Check each line below for the word "name", and copy those that have it.

==== LISTED RECORDS

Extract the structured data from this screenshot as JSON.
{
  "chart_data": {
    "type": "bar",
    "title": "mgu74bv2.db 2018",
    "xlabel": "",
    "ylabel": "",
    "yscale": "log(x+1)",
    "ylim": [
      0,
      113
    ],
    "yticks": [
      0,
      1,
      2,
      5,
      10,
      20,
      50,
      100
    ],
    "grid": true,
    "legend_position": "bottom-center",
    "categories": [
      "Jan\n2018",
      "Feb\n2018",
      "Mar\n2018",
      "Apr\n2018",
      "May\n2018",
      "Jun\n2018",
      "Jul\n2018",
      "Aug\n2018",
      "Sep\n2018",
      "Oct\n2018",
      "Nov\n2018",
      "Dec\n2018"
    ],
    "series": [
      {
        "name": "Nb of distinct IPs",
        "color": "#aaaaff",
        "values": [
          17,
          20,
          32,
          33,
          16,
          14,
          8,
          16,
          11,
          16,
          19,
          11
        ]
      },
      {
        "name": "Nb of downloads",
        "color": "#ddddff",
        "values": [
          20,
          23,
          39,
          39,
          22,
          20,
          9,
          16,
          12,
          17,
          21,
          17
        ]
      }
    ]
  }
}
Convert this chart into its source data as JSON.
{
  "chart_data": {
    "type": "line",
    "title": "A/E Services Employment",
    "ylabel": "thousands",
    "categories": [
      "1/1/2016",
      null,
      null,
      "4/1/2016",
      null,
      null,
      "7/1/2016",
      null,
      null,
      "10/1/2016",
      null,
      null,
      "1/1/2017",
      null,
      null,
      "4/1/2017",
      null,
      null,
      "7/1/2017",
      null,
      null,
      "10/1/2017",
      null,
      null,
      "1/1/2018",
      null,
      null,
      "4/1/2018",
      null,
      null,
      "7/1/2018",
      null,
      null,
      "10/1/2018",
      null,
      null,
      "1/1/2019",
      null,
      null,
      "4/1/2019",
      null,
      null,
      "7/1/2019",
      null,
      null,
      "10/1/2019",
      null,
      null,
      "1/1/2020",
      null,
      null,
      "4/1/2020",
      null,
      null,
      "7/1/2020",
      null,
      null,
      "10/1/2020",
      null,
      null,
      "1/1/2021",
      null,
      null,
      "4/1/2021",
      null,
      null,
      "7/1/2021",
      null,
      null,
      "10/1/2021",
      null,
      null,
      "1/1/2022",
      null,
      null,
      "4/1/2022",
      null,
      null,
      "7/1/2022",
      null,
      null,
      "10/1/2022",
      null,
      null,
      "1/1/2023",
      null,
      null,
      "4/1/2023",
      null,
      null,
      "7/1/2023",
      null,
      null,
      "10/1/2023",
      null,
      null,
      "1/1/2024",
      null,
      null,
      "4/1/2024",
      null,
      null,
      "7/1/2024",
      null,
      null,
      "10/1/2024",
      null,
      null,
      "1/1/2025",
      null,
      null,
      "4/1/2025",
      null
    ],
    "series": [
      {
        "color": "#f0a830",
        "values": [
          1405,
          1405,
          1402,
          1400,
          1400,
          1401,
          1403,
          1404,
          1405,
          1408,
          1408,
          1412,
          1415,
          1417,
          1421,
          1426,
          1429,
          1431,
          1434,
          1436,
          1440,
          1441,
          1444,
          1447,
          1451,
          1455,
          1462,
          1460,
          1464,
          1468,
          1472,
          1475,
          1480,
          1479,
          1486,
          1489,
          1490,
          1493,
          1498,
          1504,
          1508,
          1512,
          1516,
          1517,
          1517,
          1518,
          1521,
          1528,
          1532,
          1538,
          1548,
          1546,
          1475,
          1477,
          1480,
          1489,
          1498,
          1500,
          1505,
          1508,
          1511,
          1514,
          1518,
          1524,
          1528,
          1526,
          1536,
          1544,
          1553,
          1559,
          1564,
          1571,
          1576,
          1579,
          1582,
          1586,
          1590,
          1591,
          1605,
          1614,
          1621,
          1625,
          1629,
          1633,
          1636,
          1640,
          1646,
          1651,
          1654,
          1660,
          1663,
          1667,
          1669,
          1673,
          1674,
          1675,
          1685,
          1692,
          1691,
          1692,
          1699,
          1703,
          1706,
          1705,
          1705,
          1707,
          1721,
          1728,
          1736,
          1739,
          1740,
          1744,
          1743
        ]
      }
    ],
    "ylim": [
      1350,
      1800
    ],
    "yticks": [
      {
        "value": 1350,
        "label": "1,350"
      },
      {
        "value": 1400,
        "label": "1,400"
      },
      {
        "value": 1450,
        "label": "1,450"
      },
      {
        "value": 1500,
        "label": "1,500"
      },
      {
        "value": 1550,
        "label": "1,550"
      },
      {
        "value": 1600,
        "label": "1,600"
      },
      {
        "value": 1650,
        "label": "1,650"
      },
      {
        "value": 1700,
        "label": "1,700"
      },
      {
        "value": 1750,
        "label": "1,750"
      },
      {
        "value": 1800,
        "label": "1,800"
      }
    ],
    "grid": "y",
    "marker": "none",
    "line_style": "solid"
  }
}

========

### RESULT OF THIS EXERCISE
        "name": "Nb of distinct IPs",
        "name": "Nb of downloads",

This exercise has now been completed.